Copy out, from the entries below, each line holding the string "Stück".

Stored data
• • • •

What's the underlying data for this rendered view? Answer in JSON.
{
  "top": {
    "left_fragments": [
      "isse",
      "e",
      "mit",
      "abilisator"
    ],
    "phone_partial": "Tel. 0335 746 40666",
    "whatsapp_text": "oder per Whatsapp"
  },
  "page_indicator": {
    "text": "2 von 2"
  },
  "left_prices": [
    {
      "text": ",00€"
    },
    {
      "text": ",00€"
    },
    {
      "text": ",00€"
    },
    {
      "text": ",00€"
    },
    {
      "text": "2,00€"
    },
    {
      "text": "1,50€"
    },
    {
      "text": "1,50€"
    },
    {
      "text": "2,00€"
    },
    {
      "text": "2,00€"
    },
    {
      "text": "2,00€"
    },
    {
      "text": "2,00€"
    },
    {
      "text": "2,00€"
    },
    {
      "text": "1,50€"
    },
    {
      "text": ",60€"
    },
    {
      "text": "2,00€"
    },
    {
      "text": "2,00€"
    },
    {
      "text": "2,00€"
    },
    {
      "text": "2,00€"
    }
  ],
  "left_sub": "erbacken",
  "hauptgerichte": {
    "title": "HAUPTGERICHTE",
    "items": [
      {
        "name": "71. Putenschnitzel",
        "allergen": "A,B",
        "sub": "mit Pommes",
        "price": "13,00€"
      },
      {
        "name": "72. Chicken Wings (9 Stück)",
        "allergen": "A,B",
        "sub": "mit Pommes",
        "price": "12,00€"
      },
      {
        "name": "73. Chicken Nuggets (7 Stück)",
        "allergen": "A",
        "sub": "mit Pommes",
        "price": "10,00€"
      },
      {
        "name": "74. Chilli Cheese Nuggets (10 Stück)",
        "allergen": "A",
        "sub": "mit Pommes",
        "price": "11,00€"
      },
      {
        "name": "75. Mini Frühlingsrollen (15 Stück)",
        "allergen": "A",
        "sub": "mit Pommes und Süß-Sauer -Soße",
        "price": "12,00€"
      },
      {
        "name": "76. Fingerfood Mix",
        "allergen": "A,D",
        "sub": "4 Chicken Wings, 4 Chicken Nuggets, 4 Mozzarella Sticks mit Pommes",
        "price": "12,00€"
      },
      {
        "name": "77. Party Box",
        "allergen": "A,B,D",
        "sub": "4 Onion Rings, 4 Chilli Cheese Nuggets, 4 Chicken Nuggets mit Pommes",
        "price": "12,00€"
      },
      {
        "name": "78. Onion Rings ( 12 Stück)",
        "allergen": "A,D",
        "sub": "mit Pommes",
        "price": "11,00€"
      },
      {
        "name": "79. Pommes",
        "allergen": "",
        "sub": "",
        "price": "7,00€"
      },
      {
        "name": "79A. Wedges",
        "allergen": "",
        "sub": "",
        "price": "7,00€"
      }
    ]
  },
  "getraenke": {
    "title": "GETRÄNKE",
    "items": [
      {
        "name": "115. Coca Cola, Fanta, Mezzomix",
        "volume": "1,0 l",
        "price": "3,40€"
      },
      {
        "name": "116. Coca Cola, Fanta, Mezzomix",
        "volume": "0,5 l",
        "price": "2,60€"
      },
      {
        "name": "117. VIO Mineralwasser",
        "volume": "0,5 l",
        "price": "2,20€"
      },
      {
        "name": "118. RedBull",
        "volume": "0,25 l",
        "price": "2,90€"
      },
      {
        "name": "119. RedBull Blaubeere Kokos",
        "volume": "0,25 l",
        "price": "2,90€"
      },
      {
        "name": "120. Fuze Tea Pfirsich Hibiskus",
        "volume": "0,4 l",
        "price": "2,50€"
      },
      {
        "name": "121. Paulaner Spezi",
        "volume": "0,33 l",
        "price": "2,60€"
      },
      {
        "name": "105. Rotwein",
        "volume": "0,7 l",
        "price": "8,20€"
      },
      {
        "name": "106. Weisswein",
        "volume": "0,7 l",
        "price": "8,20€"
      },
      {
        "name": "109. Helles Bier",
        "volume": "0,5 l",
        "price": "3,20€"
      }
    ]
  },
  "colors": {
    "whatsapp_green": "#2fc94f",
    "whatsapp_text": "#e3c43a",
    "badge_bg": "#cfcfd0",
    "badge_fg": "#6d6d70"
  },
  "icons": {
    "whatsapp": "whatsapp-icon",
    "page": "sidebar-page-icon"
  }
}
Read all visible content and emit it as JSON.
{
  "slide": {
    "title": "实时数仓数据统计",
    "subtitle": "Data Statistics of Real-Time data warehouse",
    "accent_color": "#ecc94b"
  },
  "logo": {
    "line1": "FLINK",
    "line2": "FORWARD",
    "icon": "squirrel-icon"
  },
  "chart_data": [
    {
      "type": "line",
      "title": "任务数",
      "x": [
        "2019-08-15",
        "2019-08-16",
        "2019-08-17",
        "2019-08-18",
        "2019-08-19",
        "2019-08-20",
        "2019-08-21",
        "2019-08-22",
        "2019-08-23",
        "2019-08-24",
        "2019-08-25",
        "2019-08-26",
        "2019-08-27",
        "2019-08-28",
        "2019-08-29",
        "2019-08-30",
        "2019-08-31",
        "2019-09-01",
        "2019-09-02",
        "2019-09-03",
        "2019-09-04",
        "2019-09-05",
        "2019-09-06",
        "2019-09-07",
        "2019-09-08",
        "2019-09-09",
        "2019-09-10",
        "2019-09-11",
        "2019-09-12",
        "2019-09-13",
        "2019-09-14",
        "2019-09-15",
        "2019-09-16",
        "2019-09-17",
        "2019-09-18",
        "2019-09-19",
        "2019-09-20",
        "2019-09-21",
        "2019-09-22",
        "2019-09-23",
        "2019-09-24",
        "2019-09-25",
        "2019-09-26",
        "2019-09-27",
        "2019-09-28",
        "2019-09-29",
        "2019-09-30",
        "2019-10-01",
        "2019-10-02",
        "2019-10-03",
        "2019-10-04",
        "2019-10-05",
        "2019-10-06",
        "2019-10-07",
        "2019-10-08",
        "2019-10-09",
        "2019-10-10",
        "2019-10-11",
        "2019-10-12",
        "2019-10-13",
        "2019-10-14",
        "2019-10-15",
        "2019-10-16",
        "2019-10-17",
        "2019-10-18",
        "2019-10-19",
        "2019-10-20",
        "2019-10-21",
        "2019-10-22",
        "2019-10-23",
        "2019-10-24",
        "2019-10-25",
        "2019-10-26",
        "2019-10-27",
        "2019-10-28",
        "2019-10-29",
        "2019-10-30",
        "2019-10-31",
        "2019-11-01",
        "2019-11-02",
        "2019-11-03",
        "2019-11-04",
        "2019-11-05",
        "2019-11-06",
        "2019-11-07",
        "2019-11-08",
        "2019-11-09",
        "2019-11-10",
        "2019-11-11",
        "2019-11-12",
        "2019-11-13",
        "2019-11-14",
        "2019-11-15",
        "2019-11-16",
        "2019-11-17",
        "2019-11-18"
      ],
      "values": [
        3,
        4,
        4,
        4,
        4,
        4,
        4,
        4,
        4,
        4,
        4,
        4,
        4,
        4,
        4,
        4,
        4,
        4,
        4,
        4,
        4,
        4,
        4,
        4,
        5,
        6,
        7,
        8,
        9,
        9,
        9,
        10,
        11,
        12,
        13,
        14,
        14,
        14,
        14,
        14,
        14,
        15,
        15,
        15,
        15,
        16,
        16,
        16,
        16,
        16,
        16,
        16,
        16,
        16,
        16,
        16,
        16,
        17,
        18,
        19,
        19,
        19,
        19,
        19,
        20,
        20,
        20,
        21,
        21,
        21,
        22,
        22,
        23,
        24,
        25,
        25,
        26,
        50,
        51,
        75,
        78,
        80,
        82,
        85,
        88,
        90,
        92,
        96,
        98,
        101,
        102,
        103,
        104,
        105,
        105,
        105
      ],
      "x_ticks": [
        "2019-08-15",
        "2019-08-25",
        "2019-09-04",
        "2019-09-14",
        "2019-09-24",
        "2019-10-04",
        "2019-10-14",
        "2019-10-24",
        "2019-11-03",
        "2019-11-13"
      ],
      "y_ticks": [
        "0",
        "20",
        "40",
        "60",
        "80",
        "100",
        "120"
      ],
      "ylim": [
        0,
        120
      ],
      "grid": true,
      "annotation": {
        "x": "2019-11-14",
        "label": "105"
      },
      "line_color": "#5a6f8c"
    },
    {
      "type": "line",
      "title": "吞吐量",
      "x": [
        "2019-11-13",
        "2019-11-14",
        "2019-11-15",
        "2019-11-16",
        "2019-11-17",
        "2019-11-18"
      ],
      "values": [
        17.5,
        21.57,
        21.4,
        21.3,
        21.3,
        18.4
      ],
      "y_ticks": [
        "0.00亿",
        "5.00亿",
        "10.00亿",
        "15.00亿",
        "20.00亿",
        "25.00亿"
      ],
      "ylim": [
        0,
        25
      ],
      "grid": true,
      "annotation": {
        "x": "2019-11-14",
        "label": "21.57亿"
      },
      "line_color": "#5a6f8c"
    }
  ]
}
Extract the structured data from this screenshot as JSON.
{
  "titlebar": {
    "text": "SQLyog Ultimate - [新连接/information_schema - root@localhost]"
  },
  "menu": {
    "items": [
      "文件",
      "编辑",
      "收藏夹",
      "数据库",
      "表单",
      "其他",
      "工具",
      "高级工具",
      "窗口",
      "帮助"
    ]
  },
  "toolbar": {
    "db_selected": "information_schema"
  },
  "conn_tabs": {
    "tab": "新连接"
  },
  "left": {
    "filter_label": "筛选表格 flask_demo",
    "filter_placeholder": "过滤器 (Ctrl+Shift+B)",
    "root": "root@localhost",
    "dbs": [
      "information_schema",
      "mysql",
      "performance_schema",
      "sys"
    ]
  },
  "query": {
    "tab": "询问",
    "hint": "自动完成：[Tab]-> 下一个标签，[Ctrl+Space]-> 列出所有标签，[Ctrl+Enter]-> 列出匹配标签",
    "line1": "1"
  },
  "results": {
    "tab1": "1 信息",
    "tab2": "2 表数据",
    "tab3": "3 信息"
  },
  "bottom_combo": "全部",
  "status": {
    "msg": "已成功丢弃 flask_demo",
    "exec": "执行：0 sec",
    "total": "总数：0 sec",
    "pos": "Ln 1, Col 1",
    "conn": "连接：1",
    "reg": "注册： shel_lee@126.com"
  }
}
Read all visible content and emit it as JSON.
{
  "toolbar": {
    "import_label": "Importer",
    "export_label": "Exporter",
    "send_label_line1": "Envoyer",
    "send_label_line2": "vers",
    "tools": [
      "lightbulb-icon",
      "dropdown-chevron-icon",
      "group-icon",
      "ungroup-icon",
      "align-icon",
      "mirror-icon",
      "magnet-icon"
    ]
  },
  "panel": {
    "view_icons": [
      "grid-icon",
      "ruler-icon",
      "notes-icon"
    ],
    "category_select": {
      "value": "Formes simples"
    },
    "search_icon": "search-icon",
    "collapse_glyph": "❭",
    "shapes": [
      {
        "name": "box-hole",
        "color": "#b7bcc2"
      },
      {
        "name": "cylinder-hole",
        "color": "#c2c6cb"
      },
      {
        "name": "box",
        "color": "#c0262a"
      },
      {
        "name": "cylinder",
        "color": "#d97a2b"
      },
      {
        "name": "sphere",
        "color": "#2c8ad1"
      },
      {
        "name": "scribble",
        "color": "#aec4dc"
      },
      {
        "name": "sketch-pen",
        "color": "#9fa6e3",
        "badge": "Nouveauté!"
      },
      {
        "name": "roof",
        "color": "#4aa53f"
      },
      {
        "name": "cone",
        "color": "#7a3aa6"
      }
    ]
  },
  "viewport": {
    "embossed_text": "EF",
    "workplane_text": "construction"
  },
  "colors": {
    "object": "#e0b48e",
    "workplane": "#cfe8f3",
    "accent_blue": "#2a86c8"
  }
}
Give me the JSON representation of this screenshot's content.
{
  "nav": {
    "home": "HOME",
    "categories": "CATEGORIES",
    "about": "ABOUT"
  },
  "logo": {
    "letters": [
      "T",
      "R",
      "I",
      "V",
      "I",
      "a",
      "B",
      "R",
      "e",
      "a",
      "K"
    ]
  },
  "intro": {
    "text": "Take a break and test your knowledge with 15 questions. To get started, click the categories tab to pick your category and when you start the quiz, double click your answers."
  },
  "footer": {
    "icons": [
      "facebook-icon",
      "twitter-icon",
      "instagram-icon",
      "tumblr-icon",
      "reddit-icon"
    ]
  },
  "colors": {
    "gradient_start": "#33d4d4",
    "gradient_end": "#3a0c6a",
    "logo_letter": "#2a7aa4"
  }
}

• • • •

● **CORRECT RESPONSE**
        "name": "72. Chicken Wings (9 Stück)",
        "name": "73. Chicken Nuggets (7 Stück)",
        "name": "74. Chilli Cheese Nuggets (10 Stück)",
        "name": "75. Mini Frühlingsrollen (15 Stück)",
        "name": "78. Onion Rings ( 12 Stück)",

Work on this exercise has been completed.